_Aim of the task:_ Please quote every line word for word.

_Supplied entries:_
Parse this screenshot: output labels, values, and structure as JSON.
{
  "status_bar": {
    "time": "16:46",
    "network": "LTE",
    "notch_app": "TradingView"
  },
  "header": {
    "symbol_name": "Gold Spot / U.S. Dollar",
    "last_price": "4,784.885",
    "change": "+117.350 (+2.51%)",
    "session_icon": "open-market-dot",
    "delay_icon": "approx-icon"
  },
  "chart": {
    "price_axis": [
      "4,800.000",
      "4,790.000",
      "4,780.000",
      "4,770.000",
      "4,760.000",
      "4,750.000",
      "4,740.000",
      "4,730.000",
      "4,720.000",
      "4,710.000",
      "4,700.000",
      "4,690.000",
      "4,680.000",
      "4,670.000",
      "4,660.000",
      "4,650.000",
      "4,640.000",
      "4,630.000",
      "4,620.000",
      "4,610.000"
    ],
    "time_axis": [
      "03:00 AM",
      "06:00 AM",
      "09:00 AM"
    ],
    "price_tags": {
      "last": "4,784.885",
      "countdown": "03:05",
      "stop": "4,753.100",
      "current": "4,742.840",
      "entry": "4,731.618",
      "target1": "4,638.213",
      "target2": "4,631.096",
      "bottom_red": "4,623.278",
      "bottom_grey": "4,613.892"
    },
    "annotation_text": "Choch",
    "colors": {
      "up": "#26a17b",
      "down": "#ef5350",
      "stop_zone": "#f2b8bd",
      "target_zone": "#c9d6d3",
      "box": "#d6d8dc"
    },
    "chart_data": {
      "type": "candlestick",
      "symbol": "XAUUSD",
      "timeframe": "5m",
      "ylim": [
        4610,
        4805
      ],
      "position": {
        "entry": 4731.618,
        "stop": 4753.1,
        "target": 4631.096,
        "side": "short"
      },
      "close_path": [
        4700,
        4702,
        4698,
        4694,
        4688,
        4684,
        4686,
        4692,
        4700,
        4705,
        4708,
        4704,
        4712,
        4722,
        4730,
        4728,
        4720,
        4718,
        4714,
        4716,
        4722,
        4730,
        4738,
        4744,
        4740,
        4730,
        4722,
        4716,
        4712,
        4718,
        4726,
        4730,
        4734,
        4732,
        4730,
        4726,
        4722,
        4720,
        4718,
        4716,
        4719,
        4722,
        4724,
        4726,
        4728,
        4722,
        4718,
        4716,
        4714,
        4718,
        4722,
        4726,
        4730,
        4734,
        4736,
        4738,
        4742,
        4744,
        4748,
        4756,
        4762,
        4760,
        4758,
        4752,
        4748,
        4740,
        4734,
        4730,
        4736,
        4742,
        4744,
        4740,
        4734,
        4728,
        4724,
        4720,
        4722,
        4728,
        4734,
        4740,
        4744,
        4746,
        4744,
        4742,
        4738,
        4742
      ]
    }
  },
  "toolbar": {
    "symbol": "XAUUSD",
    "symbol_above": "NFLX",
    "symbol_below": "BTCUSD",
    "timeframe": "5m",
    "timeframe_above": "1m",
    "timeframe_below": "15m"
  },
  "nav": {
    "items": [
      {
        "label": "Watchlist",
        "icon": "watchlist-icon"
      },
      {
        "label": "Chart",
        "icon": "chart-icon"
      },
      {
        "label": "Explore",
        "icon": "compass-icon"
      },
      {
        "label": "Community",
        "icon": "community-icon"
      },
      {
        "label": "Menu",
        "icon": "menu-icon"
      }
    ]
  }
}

_Result:_
Parse this screenshot: output labels, values, and structure as JSON.
{
  "status_bar": {
    "time": "16:46",
    "network": "LTE",
    "notch_app": "TradingView"
  },
  "header": {
    "symbol_name": "Gold Spot / U.S. Dollar",
    "last_price": "4,784.885",
    "change": "+117.350 (+2.51%)",
    "session_icon": "open-market-dot",
    "delay_icon": "approx-icon"
  },
  "chart": {
    "price_axis": [
      "4,800.000",
      "4,790.000",
      "4,780.000",
      "4,770.000",
      "4,760.000",
      "4,750.000",
      "4,740.000",
      "4,730.000",
      "4,720.000",
      "4,710.000",
      "4,700.000",
      "4,690.000",
      "4,680.000",
      "4,670.000",
      "4,660.000",
      "4,650.000",
      "4,640.000",
      "4,630.000",
      "4,620.000",
      "4,610.000"
    ],
    "time_axis": [
      "03:00 AM",
      "06:00 AM",
      "09:00 AM"
    ],
    "price_tags": {
      "last": "4,784.885",
      "countdown": "03:05",
      "stop": "4,753.100",
      "current": "4,742.840",
      "entry": "4,731.618",
      "target1": "4,638.213",
      "target2": "4,631.096",
      "bottom_red": "4,623.278",
      "bottom_grey": "4,613.892"
    },
    "annotation_text": "Choch",
    "colors": {
      "up": "#26a17b",
      "down": "#ef5350",
      "stop_zone": "#f2b8bd",
      "target_zone": "#c9d6d3",
      "box": "#d6d8dc"
    },
    "chart_data": {
      "type": "candlestick",
      "symbol": "XAUUSD",
      "timeframe": "5m",
      "ylim": [
        4610,
        4805
      ],
      "position": {
        "entry": 4731.618,
        "stop": 4753.1,
        "target": 4631.096,
        "side": "short"
      },
      "close_path": [
        4700,
        4702,
        4698,
        4694,
        4688,
        4684,
        4686,
        4692,
        4700,
        4705,
        4708,
        4704,
        4712,
        4722,
        4730,
        4728,
        4720,
        4718,
        4714,
        4716,
        4722,
        4730,
        4738,
        4744,
        4740,
        4730,
        4722,
        4716,
        4712,
        4718,
        4726,
        4730,
        4734,
        4732,
        4730,
        4726,
        4722,
        4720,
        4718,
        4716,
        4719,
        4722,
        4724,
        4726,
        4728,
        4722,
        4718,
        4716,
        4714,
        4718,
        4722,
        4726,
        4730,
        4734,
        4736,
        4738,
        4742,
        4744,
        4748,
        4756,
        4762,
        4760,
        4758,
        4752,
        4748,
        4740,
        4734,
        4730,
        4736,
        4742,
        4744,
        4740,
        4734,
        4728,
        4724,
        4720,
        4722,
        4728,
        4734,
        4740,
        4744,
        4746,
        4744,
        4742,
        4738,
        4742
      ]
    }
  },
  "toolbar": {
    "symbol": "XAUUSD",
    "symbol_above": "NFLX",
    "symbol_below": "BTCUSD",
    "timeframe": "5m",
    "timeframe_above": "1m",
    "timeframe_below": "15m"
  },
  "nav": {
    "items": [
      {
        "label": "Watchlist",
        "icon": "watchlist-icon"
      },
      {
        "label": "Chart",
        "icon": "chart-icon"
      },
      {
        "label": "Explore",
        "icon": "compass-icon"
      },
      {
        "label": "Community",
        "icon": "community-icon"
      },
      {
        "label": "Menu",
        "icon": "menu-icon"
      }
    ]
  }
}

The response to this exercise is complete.